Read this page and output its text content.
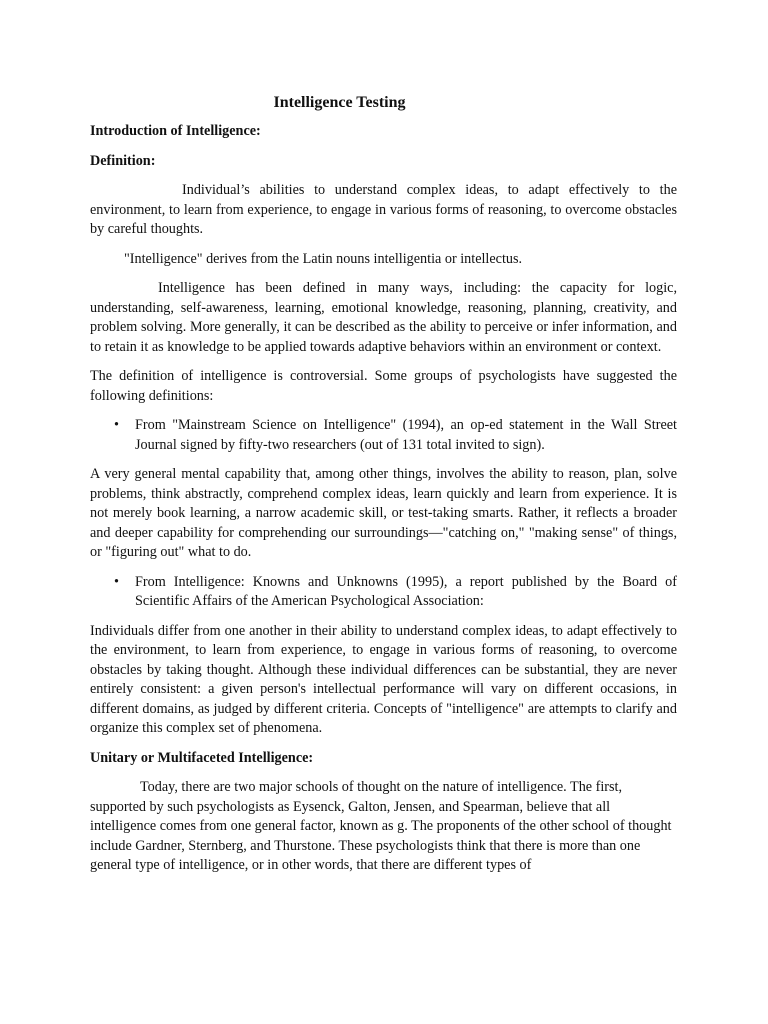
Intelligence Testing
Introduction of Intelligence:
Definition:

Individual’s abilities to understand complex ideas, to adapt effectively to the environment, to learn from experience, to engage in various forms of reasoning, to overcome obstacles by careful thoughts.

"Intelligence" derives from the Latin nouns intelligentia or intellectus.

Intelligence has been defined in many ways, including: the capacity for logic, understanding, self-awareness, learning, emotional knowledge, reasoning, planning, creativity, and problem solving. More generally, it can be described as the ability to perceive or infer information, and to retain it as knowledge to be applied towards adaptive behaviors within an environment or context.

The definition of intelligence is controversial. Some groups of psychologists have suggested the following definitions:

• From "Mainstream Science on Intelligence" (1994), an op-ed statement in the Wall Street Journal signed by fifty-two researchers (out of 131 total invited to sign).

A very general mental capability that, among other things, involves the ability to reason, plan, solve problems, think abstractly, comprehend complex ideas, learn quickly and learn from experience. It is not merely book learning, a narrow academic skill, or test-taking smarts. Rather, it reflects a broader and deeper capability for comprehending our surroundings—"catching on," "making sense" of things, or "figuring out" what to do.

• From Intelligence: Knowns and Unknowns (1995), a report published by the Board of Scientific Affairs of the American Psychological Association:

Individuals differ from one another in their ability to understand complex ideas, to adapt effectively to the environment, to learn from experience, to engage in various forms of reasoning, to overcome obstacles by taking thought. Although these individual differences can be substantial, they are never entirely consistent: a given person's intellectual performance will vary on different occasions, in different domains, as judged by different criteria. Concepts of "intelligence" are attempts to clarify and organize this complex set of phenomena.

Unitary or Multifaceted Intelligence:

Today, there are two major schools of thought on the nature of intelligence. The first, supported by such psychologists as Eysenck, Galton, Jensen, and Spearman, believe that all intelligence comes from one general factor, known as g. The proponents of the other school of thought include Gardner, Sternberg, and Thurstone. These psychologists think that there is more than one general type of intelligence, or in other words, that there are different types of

────────────────────

Aim: Return all of the data exactly as written, and drop the pictures.

Solution:
Read this page and output its text content.
Intelligence Testing
Introduction of Intelligence:
Definition:

Individual’s abilities to understand complex ideas, to adapt effectively to the environment, to learn from experience, to engage in various forms of reasoning, to overcome obstacles by careful thoughts.

"Intelligence" derives from the Latin nouns intelligentia or intellectus.

Intelligence has been defined in many ways, including: the capacity for logic, understanding, self-awareness, learning, emotional knowledge, reasoning, planning, creativity, and problem solving. More generally, it can be described as the ability to perceive or infer information, and to retain it as knowledge to be applied towards adaptive behaviors within an environment or context.

The definition of intelligence is controversial. Some groups of psychologists have suggested the following definitions:

• From "Mainstream Science on Intelligence" (1994), an op-ed statement in the Wall Street Journal signed by fifty-two researchers (out of 131 total invited to sign).

A very general mental capability that, among other things, involves the ability to reason, plan, solve problems, think abstractly, comprehend complex ideas, learn quickly and learn from experience. It is not merely book learning, a narrow academic skill, or test-taking smarts. Rather, it reflects a broader and deeper capability for comprehending our surroundings—"catching on," "making sense" of things, or "figuring out" what to do.

• From Intelligence: Knowns and Unknowns (1995), a report published by the Board of Scientific Affairs of the American Psychological Association:

Individuals differ from one another in their ability to understand complex ideas, to adapt effectively to the environment, to learn from experience, to engage in various forms of reasoning, to overcome obstacles by taking thought. Although these individual differences can be substantial, they are never entirely consistent: a given person's intellectual performance will vary on different occasions, in different domains, as judged by different criteria. Concepts of "intelligence" are attempts to clarify and organize this complex set of phenomena.

Unitary or Multifaceted Intelligence:

Today, there are two major schools of thought on the nature of intelligence. The first, supported by such psychologists as Eysenck, Galton, Jensen, and Spearman, believe that all intelligence comes from one general factor, known as g. The proponents of the other school of thought include Gardner, Sternberg, and Thurstone. These psychologists think that there is more than one general type of intelligence, or in other words, that there are different types of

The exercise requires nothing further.